[Begin EXTRACTED ENTRIES]

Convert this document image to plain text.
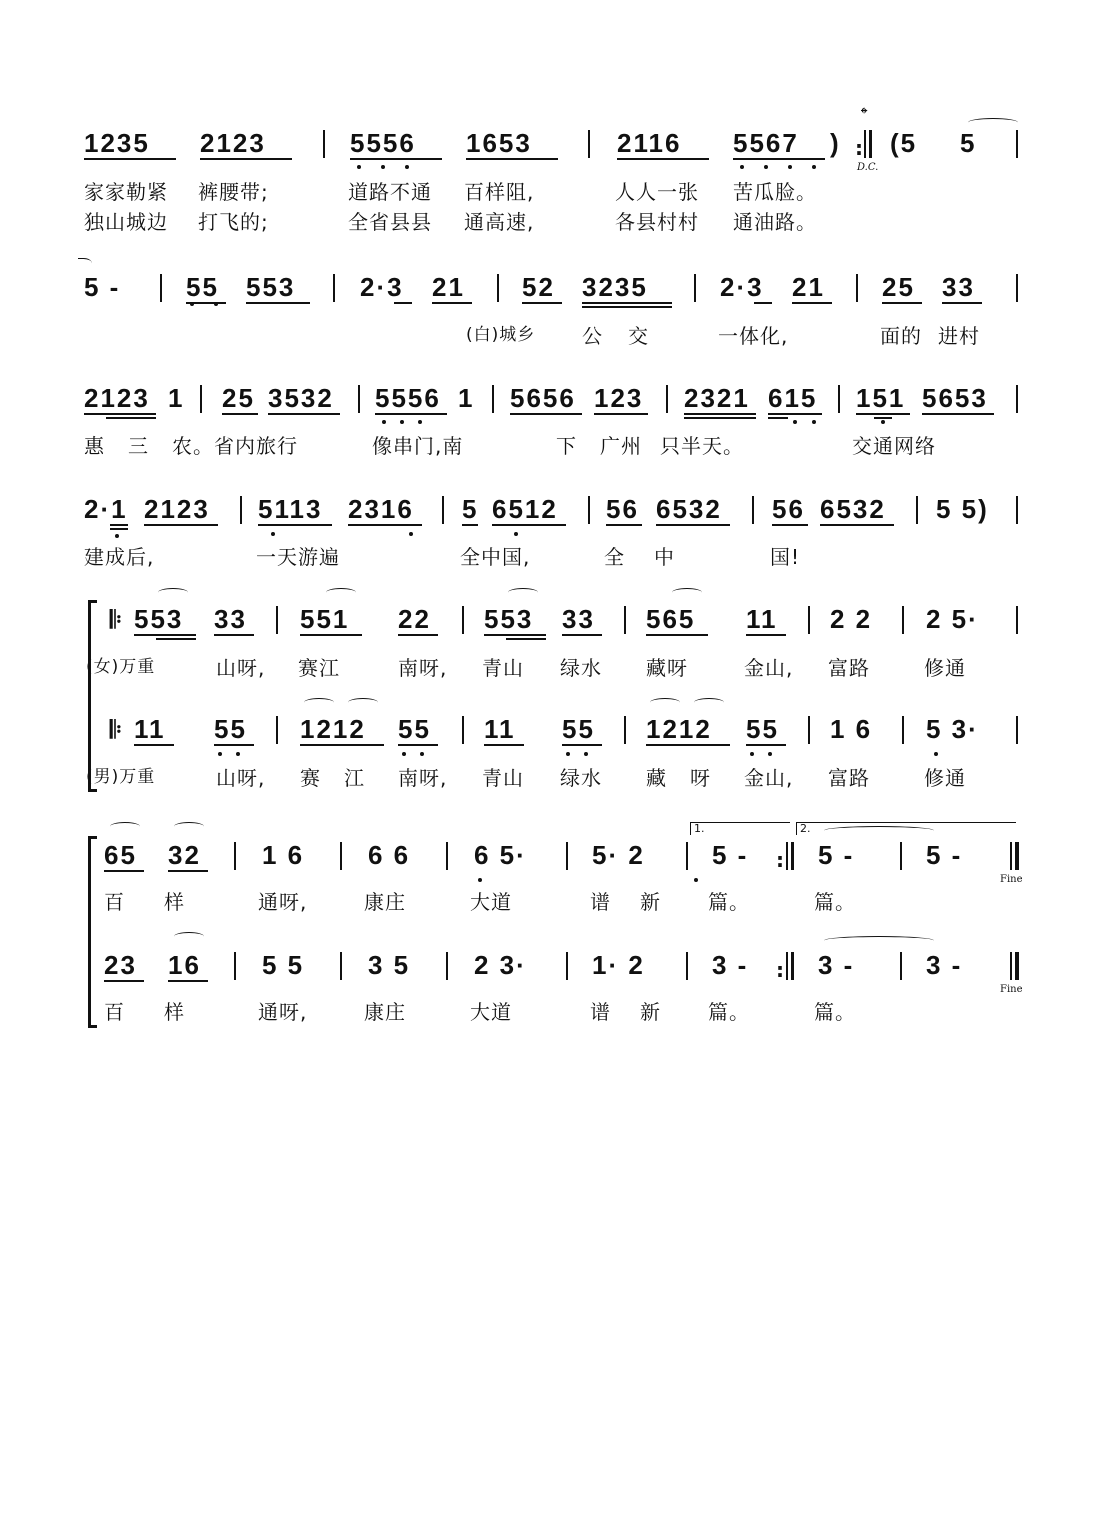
1235 2123	5556 1653	2116 5567 ) :
𝄌
D.C.
(5 5
家家勒紧 裤腰带;	道路不通 百样阻,	人人一张 苦瓜脸。
独山城边 打飞的;	全省县县 通高速,	各县村村 通油路。
5 -	55 553 2·3 21 52 3235	2·3 21 25 33
(白)城乡 公 交	一体化,	面的 进村
2123 1 25 3532 5556 1 5656 123 2321 615 151 5653
惠 三 农。省内旅行	像串门,南	下 广州 只半天。	交通网络
2·1 2123 5113 2316 5 6512 56 6532 56 6532 5 5)
建成后,	一天游遍	全中国,	全 中	国!
𝄆 553 33 551 22 553 33 565 11 2 2 2 5·
(女)万重	山呀, 赛江	南呀, 青山 绿水 藏呀	金山, 富路	修通
𝄆 11 55 1212 55 11 55 1212 55 1 6 5 3·
(男)万重	山呀, 赛 江 南呀, 青山 绿水 藏 呀 金山, 富路	修通
65 32 1 6 6 6 6 5·	5· 2
1.
5 - :
2.
5 -	5 -
Fine
百 样	通呀,	康庄	大道	谱 新 篇。	篇。
23 16 5 5 3 5 2 3·	1· 2	3 - : 3 -	3 -
Fine
百 样	通呀,	康庄	大道	谱 新 篇。	篇。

[End EXTRACTED ENTRIES]

YOUR GOAL: Copy all the data exactly as written, but skip any picture.

SOLUTION:
Convert this document image to plain text.
1235 2123	5556 1653	2116 5567 ) :
𝄌
D.C.
(5 5
家家勒紧 裤腰带;	道路不通 百样阻,	人人一张 苦瓜脸。
独山城边 打飞的;	全省县县 通高速,	各县村村 通油路。
5 -	55 553 2·3 21 52 3235	2·3 21 25 33
(白)城乡 公 交	一体化,	面的 进村
2123 1 25 3532 5556 1 5656 123 2321 615 151 5653
惠 三 农。省内旅行	像串门,南	下 广州 只半天。	交通网络
2·1 2123 5113 2316 5 6512 56 6532 56 6532 5 5)
建成后,	一天游遍	全中国,	全 中	国!
𝄆 553 33 551 22 553 33 565 11 2 2 2 5·
(女)万重	山呀, 赛江	南呀, 青山 绿水 藏呀	金山, 富路	修通
𝄆 11 55 1212 55 11 55 1212 55 1 6 5 3·
(男)万重	山呀, 赛 江 南呀, 青山 绿水 藏 呀 金山, 富路	修通
65 32 1 6 6 6 6 5·	5· 2
1.
5 - :
2.
5 -	5 -
Fine
百 样	通呀,	康庄	大道	谱 新 篇。	篇。
23 16 5 5 3 5 2 3·	1· 2	3 - : 3 -	3 -
Fine
百 样	通呀,	康庄	大道	谱 新 篇。	篇。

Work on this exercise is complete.